Exercise input:
____________________
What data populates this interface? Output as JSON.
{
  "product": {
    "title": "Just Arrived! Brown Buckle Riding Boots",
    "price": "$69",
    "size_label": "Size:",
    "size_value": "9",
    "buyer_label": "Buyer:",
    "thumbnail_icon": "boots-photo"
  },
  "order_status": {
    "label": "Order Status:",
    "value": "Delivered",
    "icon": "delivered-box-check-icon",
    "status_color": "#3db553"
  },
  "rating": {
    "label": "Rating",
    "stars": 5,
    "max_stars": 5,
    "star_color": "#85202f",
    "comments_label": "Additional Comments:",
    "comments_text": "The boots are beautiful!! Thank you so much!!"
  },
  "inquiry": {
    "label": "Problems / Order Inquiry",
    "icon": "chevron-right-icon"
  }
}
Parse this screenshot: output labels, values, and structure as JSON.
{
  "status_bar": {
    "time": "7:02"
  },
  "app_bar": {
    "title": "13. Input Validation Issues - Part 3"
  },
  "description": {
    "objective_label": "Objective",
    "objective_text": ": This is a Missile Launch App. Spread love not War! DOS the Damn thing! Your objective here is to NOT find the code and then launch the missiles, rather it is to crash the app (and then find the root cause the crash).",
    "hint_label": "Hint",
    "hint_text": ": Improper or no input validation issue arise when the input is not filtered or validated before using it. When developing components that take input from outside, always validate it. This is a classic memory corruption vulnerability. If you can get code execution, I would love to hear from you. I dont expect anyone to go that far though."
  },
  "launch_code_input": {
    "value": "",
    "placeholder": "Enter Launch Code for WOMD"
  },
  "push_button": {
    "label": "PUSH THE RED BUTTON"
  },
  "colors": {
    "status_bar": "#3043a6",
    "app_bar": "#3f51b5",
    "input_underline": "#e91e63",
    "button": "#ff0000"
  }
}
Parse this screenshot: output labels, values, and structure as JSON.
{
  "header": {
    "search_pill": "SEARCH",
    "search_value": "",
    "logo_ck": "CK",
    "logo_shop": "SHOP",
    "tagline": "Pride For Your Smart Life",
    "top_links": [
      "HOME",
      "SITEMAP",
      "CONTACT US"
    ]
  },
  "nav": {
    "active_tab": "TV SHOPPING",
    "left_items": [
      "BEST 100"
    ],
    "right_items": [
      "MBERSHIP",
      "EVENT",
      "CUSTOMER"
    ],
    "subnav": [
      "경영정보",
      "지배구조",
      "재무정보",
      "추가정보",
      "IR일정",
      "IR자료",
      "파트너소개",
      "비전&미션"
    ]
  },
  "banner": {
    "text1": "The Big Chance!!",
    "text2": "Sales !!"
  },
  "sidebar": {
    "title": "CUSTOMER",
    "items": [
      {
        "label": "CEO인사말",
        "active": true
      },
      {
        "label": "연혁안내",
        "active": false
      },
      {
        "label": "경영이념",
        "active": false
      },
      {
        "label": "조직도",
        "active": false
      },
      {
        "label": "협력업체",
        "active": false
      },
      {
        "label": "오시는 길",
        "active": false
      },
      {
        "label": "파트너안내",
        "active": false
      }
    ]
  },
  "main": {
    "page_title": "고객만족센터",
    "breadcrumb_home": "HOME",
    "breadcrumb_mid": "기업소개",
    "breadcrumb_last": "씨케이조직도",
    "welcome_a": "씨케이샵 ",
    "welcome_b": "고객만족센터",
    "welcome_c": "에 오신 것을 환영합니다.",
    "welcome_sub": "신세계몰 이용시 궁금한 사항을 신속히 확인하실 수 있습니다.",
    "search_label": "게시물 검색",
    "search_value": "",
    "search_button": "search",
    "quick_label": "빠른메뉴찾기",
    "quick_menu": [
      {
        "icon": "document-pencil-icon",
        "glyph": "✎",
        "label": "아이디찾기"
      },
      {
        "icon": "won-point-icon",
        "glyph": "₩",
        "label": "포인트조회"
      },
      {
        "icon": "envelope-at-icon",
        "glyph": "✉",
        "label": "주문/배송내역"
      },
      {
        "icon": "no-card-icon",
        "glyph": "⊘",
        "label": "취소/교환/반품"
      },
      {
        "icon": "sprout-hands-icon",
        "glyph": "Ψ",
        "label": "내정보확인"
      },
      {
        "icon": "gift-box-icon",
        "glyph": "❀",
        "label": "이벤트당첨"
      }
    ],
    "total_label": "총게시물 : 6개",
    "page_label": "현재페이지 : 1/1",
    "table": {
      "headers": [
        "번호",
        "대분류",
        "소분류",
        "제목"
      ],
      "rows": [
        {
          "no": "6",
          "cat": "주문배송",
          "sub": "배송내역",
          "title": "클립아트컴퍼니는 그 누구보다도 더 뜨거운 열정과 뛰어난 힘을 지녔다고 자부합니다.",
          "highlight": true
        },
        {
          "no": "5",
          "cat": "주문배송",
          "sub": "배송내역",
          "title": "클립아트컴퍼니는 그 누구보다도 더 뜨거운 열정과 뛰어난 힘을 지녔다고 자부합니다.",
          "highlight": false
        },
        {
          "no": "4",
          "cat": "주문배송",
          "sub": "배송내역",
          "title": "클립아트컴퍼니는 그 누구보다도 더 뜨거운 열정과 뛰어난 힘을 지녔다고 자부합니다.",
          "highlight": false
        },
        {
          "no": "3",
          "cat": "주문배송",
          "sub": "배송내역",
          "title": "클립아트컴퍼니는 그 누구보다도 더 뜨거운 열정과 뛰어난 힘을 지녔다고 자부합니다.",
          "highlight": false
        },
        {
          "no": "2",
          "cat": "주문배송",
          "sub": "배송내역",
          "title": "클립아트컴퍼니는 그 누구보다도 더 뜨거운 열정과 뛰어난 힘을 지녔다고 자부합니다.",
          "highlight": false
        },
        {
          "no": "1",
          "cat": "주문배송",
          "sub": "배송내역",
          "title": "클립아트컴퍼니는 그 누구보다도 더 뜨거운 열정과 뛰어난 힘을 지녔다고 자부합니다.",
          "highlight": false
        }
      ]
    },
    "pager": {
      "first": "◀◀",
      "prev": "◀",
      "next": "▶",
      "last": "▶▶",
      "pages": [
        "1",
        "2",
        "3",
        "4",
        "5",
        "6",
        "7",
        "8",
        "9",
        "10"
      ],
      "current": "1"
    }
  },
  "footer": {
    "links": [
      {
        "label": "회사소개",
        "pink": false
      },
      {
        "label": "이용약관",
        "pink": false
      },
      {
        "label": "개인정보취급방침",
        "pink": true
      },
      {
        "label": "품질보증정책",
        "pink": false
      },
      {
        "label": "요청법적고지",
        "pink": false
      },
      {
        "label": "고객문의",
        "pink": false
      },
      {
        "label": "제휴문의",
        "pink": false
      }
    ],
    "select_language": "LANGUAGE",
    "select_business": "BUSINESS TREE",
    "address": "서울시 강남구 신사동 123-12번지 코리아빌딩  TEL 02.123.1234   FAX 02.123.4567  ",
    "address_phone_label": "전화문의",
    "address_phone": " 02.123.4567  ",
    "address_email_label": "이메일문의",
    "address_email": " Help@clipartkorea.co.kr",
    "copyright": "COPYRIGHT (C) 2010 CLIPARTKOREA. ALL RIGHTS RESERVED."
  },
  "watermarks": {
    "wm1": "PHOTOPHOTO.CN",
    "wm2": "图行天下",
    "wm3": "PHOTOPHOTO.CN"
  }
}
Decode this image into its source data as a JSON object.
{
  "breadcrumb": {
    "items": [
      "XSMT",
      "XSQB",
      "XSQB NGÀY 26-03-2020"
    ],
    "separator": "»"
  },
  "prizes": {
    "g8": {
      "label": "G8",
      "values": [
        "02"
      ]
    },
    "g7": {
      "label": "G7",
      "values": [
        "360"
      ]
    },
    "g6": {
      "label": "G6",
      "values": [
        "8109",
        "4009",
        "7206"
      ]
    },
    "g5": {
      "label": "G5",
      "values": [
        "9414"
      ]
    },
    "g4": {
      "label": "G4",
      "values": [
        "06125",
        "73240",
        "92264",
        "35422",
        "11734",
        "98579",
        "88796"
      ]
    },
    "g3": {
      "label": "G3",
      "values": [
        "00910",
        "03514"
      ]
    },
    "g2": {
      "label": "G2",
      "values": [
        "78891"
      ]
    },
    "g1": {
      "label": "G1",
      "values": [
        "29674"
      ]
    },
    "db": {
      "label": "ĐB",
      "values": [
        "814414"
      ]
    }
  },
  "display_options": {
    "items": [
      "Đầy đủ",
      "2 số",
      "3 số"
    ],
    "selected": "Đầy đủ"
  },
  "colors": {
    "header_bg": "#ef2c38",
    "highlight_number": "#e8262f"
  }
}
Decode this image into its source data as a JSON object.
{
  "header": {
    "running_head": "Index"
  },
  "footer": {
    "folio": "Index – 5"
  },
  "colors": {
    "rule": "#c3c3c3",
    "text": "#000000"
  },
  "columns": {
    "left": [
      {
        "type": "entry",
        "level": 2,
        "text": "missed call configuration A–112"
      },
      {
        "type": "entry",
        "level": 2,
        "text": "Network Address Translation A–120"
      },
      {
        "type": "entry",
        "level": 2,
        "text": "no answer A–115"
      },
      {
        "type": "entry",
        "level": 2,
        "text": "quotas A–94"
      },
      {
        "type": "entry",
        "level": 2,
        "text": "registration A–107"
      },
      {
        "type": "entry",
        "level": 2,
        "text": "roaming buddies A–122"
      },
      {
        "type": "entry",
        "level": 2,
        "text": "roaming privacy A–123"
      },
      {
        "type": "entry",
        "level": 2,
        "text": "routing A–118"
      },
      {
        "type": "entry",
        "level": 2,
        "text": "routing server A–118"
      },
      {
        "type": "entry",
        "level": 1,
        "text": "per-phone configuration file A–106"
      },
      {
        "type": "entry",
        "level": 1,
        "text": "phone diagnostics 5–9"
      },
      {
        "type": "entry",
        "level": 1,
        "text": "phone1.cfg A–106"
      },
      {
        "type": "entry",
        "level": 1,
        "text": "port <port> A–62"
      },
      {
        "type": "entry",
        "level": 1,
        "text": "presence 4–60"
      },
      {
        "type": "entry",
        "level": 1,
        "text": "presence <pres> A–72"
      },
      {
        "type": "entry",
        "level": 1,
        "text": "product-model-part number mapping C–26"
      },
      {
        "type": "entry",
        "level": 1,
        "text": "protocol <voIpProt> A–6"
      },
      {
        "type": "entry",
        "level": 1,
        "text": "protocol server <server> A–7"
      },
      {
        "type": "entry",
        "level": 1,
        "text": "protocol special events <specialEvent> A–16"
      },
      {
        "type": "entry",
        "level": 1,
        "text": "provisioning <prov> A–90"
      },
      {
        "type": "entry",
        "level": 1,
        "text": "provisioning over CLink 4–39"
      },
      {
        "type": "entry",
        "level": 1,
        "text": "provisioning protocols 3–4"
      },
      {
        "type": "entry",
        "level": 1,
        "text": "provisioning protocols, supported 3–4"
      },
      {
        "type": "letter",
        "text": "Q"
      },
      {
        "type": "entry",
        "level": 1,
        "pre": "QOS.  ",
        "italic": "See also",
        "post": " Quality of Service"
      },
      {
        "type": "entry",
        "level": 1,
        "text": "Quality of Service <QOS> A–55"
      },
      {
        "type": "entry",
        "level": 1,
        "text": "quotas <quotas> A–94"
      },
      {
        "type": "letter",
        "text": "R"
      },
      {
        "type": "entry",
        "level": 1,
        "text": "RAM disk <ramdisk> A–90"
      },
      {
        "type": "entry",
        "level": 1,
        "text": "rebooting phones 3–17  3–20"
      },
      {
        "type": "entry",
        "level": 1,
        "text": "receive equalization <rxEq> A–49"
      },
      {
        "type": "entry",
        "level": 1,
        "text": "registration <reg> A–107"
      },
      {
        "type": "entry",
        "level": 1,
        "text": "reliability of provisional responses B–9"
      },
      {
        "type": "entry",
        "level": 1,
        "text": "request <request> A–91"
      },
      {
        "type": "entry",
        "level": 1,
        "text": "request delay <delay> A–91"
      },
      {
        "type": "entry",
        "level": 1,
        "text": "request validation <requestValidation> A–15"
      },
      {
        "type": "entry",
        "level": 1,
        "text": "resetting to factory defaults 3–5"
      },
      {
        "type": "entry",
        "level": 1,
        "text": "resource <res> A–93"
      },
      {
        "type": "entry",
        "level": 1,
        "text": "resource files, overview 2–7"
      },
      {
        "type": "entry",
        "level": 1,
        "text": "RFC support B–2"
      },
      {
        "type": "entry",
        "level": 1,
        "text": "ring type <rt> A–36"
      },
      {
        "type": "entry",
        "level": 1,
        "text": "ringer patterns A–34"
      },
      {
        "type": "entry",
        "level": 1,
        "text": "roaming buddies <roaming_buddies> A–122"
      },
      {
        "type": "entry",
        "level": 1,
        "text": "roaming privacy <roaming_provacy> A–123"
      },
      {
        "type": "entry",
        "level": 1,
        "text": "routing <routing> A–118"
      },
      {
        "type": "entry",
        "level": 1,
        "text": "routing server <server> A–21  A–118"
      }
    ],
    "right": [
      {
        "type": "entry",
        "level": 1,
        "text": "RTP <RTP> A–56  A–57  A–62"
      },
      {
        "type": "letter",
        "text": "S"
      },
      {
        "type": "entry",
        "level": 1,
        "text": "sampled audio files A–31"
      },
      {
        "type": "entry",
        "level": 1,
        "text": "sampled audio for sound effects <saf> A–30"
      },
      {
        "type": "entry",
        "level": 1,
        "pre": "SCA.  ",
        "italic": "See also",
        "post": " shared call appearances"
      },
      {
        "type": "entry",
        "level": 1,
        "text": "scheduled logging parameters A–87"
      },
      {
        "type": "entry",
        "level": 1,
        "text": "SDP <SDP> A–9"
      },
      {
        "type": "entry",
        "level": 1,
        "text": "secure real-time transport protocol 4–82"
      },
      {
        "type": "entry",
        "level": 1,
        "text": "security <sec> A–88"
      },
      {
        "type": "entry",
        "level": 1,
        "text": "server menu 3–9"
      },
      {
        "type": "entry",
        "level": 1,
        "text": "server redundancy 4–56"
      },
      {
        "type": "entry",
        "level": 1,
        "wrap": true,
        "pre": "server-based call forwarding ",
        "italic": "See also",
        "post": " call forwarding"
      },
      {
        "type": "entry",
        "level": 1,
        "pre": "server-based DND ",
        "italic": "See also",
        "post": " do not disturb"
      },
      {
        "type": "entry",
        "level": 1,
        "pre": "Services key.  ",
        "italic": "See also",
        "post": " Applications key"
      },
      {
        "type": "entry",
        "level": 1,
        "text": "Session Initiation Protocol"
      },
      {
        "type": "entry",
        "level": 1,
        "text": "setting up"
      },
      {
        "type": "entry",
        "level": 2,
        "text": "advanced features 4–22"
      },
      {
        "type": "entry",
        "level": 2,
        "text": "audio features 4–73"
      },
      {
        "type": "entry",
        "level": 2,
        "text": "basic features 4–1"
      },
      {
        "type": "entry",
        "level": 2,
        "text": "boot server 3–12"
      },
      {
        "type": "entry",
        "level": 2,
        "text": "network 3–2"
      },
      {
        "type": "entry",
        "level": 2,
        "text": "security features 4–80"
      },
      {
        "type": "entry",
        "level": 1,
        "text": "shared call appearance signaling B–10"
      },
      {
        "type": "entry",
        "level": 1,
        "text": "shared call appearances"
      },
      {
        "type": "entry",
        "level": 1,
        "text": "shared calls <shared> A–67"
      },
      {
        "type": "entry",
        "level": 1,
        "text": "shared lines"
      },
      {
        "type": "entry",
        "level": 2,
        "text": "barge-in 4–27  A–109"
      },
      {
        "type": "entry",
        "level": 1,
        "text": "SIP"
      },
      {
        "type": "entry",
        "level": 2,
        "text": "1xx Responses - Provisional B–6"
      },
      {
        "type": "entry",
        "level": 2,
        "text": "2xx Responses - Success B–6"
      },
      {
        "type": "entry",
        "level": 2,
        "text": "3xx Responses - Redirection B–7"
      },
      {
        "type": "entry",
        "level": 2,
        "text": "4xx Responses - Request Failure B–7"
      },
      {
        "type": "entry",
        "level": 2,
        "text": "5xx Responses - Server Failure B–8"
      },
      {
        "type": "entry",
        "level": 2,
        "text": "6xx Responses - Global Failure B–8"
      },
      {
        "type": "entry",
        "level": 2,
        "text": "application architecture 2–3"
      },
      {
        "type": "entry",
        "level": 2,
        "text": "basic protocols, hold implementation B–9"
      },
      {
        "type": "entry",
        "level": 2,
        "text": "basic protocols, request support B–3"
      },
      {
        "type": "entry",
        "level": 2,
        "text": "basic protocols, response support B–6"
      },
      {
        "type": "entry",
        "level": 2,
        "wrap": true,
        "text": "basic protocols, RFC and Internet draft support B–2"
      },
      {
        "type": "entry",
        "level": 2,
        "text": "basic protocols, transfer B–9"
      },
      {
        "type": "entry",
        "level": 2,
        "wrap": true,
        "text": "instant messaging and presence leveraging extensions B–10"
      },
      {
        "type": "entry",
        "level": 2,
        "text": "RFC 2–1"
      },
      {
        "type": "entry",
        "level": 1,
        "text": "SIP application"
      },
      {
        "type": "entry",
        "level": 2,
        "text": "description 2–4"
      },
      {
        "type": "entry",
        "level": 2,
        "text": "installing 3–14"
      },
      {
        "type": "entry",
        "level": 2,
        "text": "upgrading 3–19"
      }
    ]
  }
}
____________________
Exercise aim:
Show the lines where the word "files" appears in the entries.

Result of the exercise:
        "text": "resource files, overview 2–7"
        "text": "sampled audio files A–31"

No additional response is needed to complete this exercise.